# [Data for the task]
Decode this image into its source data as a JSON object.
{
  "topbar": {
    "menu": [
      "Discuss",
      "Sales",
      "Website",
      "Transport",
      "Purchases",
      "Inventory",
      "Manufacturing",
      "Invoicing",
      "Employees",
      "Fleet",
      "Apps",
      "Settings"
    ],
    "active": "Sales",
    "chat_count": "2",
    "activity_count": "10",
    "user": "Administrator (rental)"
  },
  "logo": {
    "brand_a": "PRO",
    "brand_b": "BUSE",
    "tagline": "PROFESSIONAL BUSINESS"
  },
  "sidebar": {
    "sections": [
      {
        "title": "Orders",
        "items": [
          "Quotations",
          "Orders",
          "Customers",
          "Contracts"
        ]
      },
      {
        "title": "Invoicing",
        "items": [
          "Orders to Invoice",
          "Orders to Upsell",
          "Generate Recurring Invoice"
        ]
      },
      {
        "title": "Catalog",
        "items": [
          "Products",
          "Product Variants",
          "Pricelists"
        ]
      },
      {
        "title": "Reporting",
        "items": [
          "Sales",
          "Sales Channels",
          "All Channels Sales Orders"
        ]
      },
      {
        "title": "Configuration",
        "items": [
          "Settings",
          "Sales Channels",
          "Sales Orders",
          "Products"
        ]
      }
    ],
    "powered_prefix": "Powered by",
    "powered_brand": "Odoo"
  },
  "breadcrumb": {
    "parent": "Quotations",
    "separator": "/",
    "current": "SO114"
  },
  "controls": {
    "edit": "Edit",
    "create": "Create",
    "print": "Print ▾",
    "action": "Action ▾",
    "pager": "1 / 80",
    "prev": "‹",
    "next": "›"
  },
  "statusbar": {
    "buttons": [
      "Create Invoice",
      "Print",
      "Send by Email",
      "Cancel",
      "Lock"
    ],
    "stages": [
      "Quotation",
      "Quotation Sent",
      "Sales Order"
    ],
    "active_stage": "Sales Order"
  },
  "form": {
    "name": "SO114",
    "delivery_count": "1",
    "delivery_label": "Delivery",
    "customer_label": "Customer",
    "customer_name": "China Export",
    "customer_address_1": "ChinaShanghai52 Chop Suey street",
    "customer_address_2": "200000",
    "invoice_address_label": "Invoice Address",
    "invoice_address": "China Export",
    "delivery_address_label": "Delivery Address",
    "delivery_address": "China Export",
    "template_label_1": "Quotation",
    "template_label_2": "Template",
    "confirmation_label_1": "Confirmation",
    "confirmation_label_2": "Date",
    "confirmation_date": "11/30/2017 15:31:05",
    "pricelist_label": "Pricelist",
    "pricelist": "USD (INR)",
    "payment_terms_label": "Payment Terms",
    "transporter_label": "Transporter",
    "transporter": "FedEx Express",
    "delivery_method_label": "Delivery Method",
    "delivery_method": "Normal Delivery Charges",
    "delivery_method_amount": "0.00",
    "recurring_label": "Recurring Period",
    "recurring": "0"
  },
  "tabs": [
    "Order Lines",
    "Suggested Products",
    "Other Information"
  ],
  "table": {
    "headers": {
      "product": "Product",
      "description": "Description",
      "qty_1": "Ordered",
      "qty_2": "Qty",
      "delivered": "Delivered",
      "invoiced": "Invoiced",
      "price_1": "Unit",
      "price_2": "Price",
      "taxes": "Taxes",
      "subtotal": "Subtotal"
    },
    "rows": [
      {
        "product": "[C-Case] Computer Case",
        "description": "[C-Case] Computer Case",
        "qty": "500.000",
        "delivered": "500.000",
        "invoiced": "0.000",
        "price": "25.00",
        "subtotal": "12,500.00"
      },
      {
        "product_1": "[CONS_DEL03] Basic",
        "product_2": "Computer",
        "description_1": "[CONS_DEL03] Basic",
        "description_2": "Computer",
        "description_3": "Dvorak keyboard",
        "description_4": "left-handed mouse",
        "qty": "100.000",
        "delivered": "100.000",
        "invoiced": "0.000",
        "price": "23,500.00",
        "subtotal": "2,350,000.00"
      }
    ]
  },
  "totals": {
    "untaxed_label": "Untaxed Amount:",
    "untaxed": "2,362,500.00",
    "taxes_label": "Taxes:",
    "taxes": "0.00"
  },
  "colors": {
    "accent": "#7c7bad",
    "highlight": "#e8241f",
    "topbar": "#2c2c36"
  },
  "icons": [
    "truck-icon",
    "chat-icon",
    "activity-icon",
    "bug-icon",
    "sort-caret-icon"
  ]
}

# [Prompt]
Return every record above exactly as it appears.

# [Result of the task]
Decode this image into its source data as a JSON object.
{
  "topbar": {
    "menu": [
      "Discuss",
      "Sales",
      "Website",
      "Transport",
      "Purchases",
      "Inventory",
      "Manufacturing",
      "Invoicing",
      "Employees",
      "Fleet",
      "Apps",
      "Settings"
    ],
    "active": "Sales",
    "chat_count": "2",
    "activity_count": "10",
    "user": "Administrator (rental)"
  },
  "logo": {
    "brand_a": "PRO",
    "brand_b": "BUSE",
    "tagline": "PROFESSIONAL BUSINESS"
  },
  "sidebar": {
    "sections": [
      {
        "title": "Orders",
        "items": [
          "Quotations",
          "Orders",
          "Customers",
          "Contracts"
        ]
      },
      {
        "title": "Invoicing",
        "items": [
          "Orders to Invoice",
          "Orders to Upsell",
          "Generate Recurring Invoice"
        ]
      },
      {
        "title": "Catalog",
        "items": [
          "Products",
          "Product Variants",
          "Pricelists"
        ]
      },
      {
        "title": "Reporting",
        "items": [
          "Sales",
          "Sales Channels",
          "All Channels Sales Orders"
        ]
      },
      {
        "title": "Configuration",
        "items": [
          "Settings",
          "Sales Channels",
          "Sales Orders",
          "Products"
        ]
      }
    ],
    "powered_prefix": "Powered by",
    "powered_brand": "Odoo"
  },
  "breadcrumb": {
    "parent": "Quotations",
    "separator": "/",
    "current": "SO114"
  },
  "controls": {
    "edit": "Edit",
    "create": "Create",
    "print": "Print ▾",
    "action": "Action ▾",
    "pager": "1 / 80",
    "prev": "‹",
    "next": "›"
  },
  "statusbar": {
    "buttons": [
      "Create Invoice",
      "Print",
      "Send by Email",
      "Cancel",
      "Lock"
    ],
    "stages": [
      "Quotation",
      "Quotation Sent",
      "Sales Order"
    ],
    "active_stage": "Sales Order"
  },
  "form": {
    "name": "SO114",
    "delivery_count": "1",
    "delivery_label": "Delivery",
    "customer_label": "Customer",
    "customer_name": "China Export",
    "customer_address_1": "ChinaShanghai52 Chop Suey street",
    "customer_address_2": "200000",
    "invoice_address_label": "Invoice Address",
    "invoice_address": "China Export",
    "delivery_address_label": "Delivery Address",
    "delivery_address": "China Export",
    "template_label_1": "Quotation",
    "template_label_2": "Template",
    "confirmation_label_1": "Confirmation",
    "confirmation_label_2": "Date",
    "confirmation_date": "11/30/2017 15:31:05",
    "pricelist_label": "Pricelist",
    "pricelist": "USD (INR)",
    "payment_terms_label": "Payment Terms",
    "transporter_label": "Transporter",
    "transporter": "FedEx Express",
    "delivery_method_label": "Delivery Method",
    "delivery_method": "Normal Delivery Charges",
    "delivery_method_amount": "0.00",
    "recurring_label": "Recurring Period",
    "recurring": "0"
  },
  "tabs": [
    "Order Lines",
    "Suggested Products",
    "Other Information"
  ],
  "table": {
    "headers": {
      "product": "Product",
      "description": "Description",
      "qty_1": "Ordered",
      "qty_2": "Qty",
      "delivered": "Delivered",
      "invoiced": "Invoiced",
      "price_1": "Unit",
      "price_2": "Price",
      "taxes": "Taxes",
      "subtotal": "Subtotal"
    },
    "rows": [
      {
        "product": "[C-Case] Computer Case",
        "description": "[C-Case] Computer Case",
        "qty": "500.000",
        "delivered": "500.000",
        "invoiced": "0.000",
        "price": "25.00",
        "subtotal": "12,500.00"
      },
      {
        "product_1": "[CONS_DEL03] Basic",
        "product_2": "Computer",
        "description_1": "[CONS_DEL03] Basic",
        "description_2": "Computer",
        "description_3": "Dvorak keyboard",
        "description_4": "left-handed mouse",
        "qty": "100.000",
        "delivered": "100.000",
        "invoiced": "0.000",
        "price": "23,500.00",
        "subtotal": "2,350,000.00"
      }
    ]
  },
  "totals": {
    "untaxed_label": "Untaxed Amount:",
    "untaxed": "2,362,500.00",
    "taxes_label": "Taxes:",
    "taxes": "0.00"
  },
  "colors": {
    "accent": "#7c7bad",
    "highlight": "#e8241f",
    "topbar": "#2c2c36"
  },
  "icons": [
    "truck-icon",
    "chat-icon",
    "activity-icon",
    "bug-icon",
    "sort-caret-icon"
  ]
}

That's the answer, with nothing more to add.